▶ [EXERCISE]: For the material that follows, list every line containing the word "this".
--------------------------------
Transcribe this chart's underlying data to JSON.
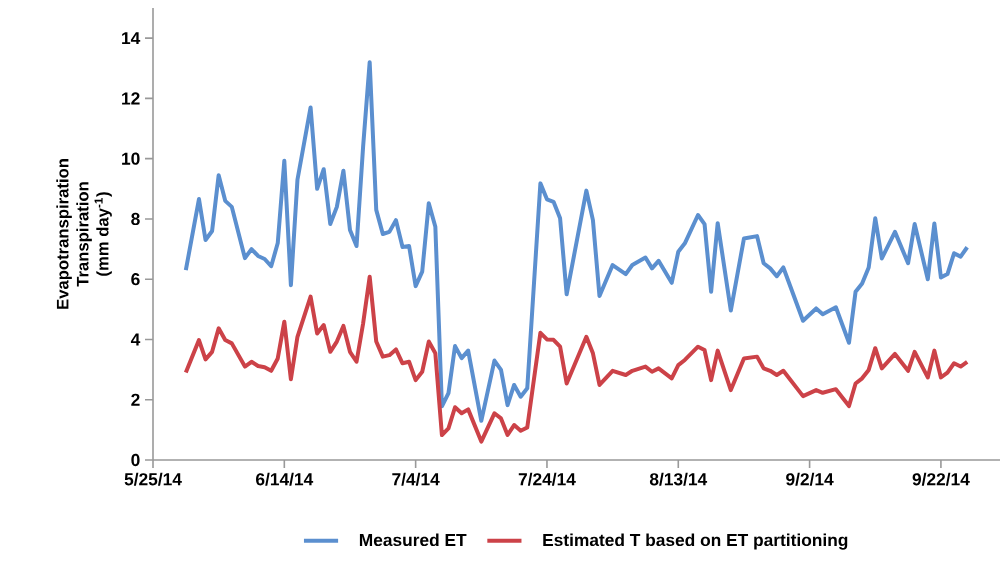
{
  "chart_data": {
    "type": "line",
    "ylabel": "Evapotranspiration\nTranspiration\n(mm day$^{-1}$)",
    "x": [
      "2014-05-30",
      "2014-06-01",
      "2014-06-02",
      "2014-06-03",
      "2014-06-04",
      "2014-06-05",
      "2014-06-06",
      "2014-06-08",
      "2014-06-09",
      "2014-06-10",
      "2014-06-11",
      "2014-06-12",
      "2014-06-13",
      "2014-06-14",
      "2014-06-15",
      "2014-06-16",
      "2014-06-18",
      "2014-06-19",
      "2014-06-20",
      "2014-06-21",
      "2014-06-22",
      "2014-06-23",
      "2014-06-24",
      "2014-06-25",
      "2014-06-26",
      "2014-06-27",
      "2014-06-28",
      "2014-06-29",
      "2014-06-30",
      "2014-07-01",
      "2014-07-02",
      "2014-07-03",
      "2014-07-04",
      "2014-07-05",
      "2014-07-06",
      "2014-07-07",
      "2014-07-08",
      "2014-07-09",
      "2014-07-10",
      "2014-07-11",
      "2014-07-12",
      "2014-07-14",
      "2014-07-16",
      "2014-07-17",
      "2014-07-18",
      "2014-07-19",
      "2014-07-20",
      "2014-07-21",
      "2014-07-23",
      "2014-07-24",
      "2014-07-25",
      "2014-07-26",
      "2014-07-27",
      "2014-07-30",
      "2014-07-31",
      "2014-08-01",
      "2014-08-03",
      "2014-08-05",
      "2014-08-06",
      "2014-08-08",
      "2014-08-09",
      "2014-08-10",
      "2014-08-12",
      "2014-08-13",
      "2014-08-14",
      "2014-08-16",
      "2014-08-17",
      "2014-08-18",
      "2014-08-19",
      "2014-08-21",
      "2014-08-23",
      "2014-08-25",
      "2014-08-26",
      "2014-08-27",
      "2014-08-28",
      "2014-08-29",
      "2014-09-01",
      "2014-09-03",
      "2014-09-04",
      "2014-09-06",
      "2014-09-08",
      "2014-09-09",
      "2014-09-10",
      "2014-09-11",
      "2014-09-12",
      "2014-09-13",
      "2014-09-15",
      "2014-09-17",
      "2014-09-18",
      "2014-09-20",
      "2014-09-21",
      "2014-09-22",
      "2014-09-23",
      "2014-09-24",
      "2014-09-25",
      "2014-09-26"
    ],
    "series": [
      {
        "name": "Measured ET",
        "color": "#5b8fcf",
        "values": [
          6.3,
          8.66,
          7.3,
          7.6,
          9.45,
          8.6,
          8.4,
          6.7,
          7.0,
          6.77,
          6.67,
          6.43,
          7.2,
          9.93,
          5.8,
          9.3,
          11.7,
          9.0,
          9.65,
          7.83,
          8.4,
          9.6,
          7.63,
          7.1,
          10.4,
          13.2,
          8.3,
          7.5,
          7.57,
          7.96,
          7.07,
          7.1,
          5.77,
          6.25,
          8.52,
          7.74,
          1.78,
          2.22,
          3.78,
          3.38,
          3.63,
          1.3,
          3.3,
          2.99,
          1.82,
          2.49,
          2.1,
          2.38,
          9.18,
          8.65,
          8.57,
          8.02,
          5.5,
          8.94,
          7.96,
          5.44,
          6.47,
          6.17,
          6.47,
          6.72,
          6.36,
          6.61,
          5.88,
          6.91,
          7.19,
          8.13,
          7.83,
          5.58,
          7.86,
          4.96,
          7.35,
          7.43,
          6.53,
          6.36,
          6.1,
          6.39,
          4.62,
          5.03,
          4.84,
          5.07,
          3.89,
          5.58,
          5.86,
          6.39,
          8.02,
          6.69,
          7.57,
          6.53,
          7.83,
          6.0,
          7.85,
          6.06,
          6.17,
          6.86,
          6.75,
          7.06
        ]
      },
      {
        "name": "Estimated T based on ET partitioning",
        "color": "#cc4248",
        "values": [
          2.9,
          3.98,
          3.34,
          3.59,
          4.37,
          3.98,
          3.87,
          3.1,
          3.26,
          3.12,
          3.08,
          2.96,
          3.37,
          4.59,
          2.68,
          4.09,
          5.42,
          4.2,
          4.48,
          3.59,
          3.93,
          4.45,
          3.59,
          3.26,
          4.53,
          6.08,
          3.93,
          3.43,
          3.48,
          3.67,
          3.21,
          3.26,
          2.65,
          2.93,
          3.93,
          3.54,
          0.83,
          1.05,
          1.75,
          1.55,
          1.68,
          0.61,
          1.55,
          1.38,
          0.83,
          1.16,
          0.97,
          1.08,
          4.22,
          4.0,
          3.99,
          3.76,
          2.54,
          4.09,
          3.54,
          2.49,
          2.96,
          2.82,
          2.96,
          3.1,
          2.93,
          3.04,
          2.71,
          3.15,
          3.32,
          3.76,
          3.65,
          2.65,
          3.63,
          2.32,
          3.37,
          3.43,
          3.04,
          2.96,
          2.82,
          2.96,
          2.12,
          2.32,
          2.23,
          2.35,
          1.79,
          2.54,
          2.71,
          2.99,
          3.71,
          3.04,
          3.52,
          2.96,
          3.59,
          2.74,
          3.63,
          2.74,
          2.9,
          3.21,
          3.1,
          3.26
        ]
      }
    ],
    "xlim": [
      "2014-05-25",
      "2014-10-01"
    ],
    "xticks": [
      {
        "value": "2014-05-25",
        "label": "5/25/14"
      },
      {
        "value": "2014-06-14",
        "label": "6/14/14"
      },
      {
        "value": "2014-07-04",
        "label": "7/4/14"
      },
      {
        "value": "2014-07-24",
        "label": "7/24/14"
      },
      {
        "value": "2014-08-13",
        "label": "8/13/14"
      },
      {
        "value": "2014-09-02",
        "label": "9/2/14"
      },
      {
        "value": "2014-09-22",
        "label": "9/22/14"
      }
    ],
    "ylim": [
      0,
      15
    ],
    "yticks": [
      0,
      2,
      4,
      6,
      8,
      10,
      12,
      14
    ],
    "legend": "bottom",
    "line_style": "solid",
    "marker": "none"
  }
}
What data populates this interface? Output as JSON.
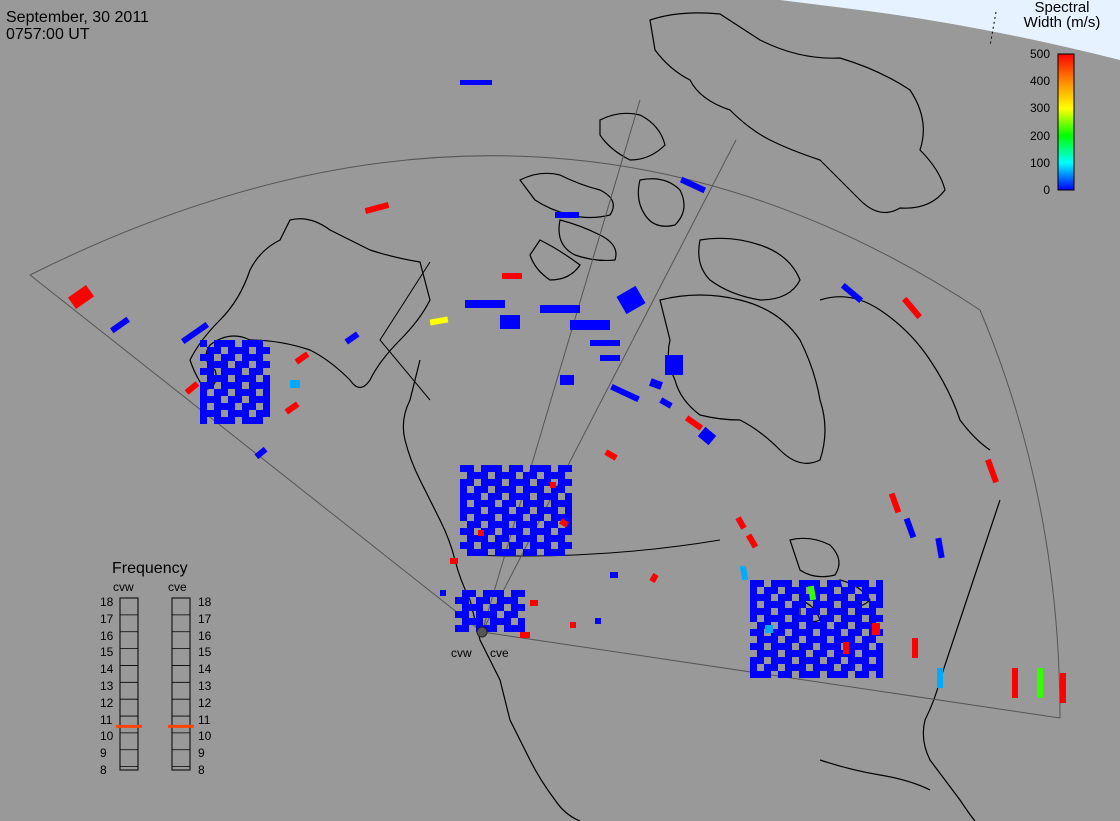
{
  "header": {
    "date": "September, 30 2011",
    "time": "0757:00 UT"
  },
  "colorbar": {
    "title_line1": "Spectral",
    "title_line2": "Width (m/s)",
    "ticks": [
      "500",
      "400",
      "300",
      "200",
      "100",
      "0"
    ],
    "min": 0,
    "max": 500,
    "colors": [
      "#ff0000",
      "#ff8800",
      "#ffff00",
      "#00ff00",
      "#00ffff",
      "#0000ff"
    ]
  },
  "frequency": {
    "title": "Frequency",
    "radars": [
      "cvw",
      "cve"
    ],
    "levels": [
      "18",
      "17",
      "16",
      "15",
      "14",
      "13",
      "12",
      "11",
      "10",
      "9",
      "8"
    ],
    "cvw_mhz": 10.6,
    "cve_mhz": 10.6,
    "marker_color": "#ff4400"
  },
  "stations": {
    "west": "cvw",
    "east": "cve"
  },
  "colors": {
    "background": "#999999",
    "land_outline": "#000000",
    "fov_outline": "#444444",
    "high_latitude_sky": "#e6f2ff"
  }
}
--------------------------------
▶ [SOLUTION BELOW]:
Transcribe this chart's underlying data to JSON.
What data populates this interface? Output as JSON.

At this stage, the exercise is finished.